> **EXERCISE**: Identify the lines bearing the string "ADDRESS" and gather them.

Data records:

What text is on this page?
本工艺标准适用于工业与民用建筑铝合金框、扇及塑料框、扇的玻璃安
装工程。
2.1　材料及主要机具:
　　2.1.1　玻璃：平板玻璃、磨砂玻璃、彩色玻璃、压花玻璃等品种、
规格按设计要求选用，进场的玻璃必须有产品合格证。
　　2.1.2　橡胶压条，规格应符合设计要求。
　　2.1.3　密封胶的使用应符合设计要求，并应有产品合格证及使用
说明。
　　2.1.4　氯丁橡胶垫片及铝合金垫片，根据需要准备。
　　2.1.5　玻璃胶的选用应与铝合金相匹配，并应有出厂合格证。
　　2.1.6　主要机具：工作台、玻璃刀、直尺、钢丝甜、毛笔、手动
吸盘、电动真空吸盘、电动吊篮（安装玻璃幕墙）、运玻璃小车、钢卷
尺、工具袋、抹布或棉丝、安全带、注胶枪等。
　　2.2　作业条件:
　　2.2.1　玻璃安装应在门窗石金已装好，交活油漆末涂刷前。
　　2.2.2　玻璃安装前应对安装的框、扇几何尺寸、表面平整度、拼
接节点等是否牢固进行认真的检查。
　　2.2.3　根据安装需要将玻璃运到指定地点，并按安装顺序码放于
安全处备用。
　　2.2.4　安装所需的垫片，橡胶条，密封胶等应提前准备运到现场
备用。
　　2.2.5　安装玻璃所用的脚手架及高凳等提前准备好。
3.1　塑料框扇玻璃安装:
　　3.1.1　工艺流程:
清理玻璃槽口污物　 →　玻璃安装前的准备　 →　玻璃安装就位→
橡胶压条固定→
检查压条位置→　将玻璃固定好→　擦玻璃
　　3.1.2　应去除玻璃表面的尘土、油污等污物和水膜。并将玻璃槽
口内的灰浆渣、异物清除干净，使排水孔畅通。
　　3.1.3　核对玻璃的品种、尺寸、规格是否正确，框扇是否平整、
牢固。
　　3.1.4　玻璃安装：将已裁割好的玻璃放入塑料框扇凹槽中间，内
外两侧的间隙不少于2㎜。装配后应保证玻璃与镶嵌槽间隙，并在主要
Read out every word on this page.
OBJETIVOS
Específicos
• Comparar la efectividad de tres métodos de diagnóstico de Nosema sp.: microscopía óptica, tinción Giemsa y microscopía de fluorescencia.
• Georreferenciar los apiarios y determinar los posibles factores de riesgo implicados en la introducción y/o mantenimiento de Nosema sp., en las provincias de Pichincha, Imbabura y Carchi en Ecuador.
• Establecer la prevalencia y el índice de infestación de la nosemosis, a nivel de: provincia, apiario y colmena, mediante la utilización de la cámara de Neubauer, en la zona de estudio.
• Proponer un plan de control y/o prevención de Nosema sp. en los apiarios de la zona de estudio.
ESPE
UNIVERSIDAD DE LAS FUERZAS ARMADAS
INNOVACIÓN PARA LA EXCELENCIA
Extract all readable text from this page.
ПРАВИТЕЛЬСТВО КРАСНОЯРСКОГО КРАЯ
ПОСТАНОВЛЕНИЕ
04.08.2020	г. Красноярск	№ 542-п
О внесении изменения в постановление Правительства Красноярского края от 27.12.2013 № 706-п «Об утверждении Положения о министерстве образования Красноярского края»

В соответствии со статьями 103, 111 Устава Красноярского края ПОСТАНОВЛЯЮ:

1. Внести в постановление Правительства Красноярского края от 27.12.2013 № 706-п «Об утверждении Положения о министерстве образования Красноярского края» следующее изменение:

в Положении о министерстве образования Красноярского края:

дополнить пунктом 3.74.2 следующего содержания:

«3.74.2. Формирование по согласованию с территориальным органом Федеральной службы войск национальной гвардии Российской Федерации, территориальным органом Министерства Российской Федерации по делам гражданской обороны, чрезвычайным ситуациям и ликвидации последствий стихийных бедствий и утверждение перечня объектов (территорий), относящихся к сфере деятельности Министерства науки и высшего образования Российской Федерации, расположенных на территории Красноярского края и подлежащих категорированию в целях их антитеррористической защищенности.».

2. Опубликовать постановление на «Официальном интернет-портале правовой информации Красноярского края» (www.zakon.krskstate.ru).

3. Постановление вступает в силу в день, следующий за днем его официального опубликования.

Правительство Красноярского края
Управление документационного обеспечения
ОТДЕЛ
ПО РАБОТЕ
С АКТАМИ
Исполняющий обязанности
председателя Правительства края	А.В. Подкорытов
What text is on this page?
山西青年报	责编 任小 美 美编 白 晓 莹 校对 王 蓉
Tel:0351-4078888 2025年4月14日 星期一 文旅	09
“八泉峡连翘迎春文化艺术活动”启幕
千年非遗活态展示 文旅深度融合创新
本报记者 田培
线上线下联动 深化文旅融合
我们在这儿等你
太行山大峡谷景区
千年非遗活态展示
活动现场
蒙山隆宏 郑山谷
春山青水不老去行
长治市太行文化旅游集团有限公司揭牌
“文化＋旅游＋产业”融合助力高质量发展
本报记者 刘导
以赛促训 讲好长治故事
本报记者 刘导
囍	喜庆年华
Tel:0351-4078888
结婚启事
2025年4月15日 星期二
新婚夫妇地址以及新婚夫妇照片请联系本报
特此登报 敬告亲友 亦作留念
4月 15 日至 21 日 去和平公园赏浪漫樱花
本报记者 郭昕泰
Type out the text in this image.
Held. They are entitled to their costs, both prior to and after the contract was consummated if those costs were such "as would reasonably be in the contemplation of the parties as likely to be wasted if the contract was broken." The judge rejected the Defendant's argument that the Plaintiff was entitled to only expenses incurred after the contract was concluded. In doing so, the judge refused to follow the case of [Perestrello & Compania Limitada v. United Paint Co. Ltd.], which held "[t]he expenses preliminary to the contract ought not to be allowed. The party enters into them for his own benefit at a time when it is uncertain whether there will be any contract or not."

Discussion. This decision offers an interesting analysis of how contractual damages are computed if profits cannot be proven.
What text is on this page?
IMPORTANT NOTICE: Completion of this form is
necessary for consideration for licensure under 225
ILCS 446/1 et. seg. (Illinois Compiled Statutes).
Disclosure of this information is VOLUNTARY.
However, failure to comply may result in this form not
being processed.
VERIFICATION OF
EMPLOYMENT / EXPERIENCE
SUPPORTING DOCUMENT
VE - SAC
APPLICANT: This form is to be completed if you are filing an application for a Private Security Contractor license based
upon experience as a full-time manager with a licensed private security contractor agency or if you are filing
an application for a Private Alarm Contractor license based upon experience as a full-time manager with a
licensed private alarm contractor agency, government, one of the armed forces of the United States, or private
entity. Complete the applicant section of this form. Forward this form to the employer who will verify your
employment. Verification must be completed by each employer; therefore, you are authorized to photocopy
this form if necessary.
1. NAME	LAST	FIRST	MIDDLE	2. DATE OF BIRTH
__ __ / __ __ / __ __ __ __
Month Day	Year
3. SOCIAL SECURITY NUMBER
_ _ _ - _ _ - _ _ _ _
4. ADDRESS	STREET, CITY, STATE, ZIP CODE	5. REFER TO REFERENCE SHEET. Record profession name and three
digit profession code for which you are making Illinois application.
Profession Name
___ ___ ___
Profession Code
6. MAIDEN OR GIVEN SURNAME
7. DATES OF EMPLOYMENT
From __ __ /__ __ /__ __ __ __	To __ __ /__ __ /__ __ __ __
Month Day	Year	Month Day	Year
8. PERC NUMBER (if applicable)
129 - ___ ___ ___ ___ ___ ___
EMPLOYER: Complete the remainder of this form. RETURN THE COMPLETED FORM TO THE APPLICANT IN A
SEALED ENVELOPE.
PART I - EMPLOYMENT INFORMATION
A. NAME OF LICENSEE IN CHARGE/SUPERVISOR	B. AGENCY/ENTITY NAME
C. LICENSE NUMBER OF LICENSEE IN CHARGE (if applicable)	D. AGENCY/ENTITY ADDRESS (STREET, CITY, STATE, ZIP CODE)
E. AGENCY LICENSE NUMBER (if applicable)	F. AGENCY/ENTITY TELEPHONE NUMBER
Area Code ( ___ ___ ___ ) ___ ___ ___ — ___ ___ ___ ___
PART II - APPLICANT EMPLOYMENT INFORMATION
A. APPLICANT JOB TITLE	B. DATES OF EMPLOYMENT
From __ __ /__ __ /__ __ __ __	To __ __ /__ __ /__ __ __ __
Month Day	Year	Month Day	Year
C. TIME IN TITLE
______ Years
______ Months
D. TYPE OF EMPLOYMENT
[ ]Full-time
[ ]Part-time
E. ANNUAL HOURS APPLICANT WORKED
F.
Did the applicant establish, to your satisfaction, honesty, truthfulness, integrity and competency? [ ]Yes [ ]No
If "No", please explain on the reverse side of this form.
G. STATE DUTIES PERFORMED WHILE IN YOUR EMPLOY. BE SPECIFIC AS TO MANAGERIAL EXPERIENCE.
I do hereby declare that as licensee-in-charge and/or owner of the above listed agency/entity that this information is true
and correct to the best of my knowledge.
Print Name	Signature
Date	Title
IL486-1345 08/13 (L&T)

> **EXPECTED ANSWER**:
4. ADDRESS	STREET, CITY, STATE, ZIP CODE	5. REFER TO REFERENCE SHEET. Record profession name and three
C. LICENSE NUMBER OF LICENSEE IN CHARGE (if applicable)	D. AGENCY/ENTITY ADDRESS (STREET, CITY, STATE, ZIP CODE)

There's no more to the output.